▶ _Exercise task_:
Give everything from the start of the records down to the line containing "bullet-icon xyxy=(24,64,37,77)", both ends included, as a Markdown table with the columns Row and Line. Leave out blank lines.

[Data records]
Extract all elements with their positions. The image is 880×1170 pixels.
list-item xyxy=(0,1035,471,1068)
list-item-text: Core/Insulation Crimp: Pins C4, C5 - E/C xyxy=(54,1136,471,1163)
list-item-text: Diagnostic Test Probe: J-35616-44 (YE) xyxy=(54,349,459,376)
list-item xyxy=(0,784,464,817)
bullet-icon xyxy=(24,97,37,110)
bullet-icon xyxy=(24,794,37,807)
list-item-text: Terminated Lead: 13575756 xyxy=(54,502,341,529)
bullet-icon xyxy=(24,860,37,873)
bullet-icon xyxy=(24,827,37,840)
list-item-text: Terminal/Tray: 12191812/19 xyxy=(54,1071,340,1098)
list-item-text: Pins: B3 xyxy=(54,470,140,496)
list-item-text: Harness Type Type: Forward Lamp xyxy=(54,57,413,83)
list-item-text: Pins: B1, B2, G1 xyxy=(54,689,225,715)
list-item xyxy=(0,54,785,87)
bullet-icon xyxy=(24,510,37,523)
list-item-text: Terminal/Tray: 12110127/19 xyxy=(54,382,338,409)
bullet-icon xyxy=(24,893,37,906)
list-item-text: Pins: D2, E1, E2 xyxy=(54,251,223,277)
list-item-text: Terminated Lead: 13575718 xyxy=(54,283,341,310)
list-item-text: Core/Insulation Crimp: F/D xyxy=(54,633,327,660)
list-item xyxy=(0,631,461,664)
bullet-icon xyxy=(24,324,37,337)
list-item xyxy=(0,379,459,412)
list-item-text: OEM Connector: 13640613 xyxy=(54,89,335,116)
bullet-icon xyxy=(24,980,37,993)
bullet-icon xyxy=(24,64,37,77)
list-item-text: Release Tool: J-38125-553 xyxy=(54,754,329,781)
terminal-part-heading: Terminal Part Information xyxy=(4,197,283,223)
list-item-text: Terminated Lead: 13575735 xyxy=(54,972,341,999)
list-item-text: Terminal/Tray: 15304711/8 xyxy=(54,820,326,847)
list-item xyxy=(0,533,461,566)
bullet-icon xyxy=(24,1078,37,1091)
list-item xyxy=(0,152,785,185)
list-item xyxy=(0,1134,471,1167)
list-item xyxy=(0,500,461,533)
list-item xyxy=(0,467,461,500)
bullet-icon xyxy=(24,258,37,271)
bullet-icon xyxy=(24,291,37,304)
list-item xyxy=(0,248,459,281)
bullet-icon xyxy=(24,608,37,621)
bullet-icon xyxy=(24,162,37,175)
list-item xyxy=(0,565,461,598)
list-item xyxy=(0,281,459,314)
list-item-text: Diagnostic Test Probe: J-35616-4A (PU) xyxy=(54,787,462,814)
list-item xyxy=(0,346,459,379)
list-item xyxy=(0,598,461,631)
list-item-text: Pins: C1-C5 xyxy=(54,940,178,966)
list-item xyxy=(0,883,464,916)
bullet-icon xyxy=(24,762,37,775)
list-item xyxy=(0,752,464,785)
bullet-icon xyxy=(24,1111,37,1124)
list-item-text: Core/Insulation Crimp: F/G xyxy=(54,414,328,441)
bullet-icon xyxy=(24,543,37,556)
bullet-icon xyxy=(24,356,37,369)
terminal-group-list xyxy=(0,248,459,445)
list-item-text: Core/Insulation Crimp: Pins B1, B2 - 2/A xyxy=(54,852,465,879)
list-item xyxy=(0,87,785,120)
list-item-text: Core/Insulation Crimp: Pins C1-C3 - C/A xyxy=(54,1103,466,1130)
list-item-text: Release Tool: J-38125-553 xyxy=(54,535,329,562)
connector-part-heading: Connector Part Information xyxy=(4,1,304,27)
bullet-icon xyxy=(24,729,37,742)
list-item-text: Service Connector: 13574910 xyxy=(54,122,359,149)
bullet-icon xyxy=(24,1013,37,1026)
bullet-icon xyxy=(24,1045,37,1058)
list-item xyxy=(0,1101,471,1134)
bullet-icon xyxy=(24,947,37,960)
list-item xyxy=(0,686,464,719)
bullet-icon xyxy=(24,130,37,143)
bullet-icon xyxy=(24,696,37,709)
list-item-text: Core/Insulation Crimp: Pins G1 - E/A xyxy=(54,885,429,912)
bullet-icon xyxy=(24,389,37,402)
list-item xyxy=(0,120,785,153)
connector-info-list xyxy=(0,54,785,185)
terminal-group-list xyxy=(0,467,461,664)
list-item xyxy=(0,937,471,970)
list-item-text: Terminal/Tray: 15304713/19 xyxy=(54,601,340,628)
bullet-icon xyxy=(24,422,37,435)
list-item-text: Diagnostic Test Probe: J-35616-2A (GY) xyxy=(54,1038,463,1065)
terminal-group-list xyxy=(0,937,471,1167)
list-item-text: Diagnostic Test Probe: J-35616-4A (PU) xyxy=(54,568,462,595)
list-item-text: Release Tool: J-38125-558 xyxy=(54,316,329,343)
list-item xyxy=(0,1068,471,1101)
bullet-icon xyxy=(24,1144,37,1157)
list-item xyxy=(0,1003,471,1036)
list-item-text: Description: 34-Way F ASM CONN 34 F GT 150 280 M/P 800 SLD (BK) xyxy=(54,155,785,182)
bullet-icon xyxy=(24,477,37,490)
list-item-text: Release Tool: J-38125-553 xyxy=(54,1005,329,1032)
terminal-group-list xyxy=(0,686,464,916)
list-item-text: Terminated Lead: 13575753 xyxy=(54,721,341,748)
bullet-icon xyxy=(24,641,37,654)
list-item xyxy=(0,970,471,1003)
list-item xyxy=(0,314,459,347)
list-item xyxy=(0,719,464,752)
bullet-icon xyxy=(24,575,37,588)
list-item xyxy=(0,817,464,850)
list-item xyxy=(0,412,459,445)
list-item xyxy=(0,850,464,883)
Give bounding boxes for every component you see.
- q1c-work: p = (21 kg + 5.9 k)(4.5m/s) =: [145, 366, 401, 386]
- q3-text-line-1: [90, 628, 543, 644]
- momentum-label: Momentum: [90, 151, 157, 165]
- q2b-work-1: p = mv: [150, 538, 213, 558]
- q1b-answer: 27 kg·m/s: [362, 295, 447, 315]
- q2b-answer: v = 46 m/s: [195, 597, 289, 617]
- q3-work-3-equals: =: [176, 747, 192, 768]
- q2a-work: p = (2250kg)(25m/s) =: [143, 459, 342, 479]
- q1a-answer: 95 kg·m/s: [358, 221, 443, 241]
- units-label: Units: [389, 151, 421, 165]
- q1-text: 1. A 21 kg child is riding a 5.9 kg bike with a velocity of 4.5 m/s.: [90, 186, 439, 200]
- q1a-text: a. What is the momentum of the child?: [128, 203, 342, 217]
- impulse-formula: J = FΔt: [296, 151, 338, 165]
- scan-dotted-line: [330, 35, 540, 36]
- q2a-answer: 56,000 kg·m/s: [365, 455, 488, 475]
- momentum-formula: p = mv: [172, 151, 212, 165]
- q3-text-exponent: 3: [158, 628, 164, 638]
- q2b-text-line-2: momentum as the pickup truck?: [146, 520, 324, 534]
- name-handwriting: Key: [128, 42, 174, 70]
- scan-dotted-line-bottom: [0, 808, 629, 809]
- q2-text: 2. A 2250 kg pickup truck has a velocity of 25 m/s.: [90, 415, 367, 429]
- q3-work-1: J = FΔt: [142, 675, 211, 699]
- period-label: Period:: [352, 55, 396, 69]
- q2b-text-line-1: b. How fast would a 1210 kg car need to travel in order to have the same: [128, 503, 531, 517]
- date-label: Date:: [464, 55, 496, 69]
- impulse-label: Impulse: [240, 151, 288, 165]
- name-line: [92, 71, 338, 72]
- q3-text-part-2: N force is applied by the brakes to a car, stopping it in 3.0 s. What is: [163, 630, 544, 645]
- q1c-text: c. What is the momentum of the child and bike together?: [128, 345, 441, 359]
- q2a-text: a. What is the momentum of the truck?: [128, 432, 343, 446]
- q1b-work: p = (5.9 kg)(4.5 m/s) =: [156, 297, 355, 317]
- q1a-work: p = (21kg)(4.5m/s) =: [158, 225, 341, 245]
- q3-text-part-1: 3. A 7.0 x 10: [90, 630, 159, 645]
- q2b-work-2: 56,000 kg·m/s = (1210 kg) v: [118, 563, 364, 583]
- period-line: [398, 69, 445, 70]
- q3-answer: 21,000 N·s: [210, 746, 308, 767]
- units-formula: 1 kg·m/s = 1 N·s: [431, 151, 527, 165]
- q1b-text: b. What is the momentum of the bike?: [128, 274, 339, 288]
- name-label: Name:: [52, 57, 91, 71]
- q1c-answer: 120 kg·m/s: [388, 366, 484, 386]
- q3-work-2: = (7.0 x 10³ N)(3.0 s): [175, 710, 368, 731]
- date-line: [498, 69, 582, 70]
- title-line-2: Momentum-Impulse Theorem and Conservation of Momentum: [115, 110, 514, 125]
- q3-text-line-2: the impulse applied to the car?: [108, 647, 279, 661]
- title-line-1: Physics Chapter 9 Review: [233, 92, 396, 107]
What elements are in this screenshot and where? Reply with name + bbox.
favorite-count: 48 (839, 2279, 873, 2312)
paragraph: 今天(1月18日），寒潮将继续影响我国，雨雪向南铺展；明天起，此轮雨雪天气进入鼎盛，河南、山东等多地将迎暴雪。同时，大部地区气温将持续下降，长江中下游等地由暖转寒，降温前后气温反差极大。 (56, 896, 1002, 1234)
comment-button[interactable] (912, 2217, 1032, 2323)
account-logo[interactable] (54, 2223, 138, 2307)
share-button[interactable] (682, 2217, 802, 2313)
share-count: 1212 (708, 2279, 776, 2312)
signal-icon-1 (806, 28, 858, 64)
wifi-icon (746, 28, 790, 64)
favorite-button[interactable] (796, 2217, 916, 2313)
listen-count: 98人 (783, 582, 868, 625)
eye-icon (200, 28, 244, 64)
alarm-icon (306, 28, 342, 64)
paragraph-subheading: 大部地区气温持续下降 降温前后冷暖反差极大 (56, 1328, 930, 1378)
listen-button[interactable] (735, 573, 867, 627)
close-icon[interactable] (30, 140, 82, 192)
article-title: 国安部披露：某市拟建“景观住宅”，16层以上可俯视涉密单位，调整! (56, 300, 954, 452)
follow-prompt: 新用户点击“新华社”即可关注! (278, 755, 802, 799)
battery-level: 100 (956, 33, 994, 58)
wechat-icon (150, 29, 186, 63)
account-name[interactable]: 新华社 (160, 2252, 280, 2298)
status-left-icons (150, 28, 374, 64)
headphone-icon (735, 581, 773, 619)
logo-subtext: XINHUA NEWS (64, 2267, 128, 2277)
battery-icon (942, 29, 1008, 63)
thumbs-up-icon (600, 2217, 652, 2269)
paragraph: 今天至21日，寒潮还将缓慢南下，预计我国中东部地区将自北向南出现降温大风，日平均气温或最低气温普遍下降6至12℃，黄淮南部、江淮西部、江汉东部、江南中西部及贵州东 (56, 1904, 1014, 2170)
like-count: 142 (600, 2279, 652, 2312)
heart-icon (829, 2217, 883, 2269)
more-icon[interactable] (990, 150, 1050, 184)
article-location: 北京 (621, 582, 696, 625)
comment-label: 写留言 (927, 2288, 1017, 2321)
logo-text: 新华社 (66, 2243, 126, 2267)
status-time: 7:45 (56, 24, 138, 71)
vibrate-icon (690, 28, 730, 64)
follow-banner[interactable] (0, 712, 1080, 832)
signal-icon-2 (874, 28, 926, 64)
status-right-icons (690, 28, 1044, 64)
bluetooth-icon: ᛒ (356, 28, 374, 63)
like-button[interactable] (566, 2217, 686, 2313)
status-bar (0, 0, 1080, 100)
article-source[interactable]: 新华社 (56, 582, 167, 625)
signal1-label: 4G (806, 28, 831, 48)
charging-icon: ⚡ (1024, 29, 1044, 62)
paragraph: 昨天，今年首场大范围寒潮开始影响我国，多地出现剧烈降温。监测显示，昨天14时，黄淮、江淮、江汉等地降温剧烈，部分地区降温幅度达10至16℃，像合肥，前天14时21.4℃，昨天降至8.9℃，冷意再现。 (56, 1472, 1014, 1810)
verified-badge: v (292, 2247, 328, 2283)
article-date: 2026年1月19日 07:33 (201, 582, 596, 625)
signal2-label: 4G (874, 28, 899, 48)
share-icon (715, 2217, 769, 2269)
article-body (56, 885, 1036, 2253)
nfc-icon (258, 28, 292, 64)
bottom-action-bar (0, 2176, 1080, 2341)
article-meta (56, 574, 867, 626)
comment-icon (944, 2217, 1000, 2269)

▶ _Task solution_:
| Row | Line |
|---|---|
| 1 | Extract all elements with their positions. The image is 880×1170 pixels. |
| 2 | list-item xyxy=(0,1035,471,1068) |
| 3 | list-item-text: Core/Insulation Crimp: Pins C4, C5 - E/C xyxy=(54,1136,471,1163) |
| 4 | list-item-text: Diagnostic Test Probe: J-35616-44 (YE) xyxy=(54,349,459,376) |
| 5 | list-item xyxy=(0,784,464,817) |
| 6 | bullet-icon xyxy=(24,97,37,110) |
| 7 | bullet-icon xyxy=(24,794,37,807) |
| 8 | list-item-text: Terminated Lead: 13575756 xyxy=(54,502,341,529) |
| 9 | bullet-icon xyxy=(24,860,37,873) |
| 10 | bullet-icon xyxy=(24,827,37,840) |
| 11 | list-item-text: Terminal/Tray: 12191812/19 xyxy=(54,1071,340,1098) |
| 12 | list-item-text: Pins: B3 xyxy=(54,470,140,496) |
| 13 | list-item-text: Harness Type Type: Forward Lamp xyxy=(54,57,413,83) |
| 14 | list-item-text: Pins: B1, B2, G1 xyxy=(54,689,225,715) |
| 15 | list-item xyxy=(0,54,785,87) |
| 16 | bullet-icon xyxy=(24,510,37,523) |
| 17 | list-item-text: Terminal/Tray: 12110127/19 xyxy=(54,382,338,409) |
| 18 | bullet-icon xyxy=(24,893,37,906) |
| 19 | list-item-text: Pins: D2, E1, E2 xyxy=(54,251,223,277) |
| 20 | list-item-text: Terminated Lead: 13575718 xyxy=(54,283,341,310) |
| 21 | list-item-text: Core/Insulation Crimp: F/D xyxy=(54,633,327,660) |
| 22 | list-item xyxy=(0,631,461,664) |
| 23 | bullet-icon xyxy=(24,324,37,337) |
| 24 | list-item xyxy=(0,379,459,412) |
| 25 | list-item-text: OEM Connector: 13640613 xyxy=(54,89,335,116) |
| 26 | bullet-icon xyxy=(24,980,37,993) |
| 27 | bullet-icon xyxy=(24,64,37,77) |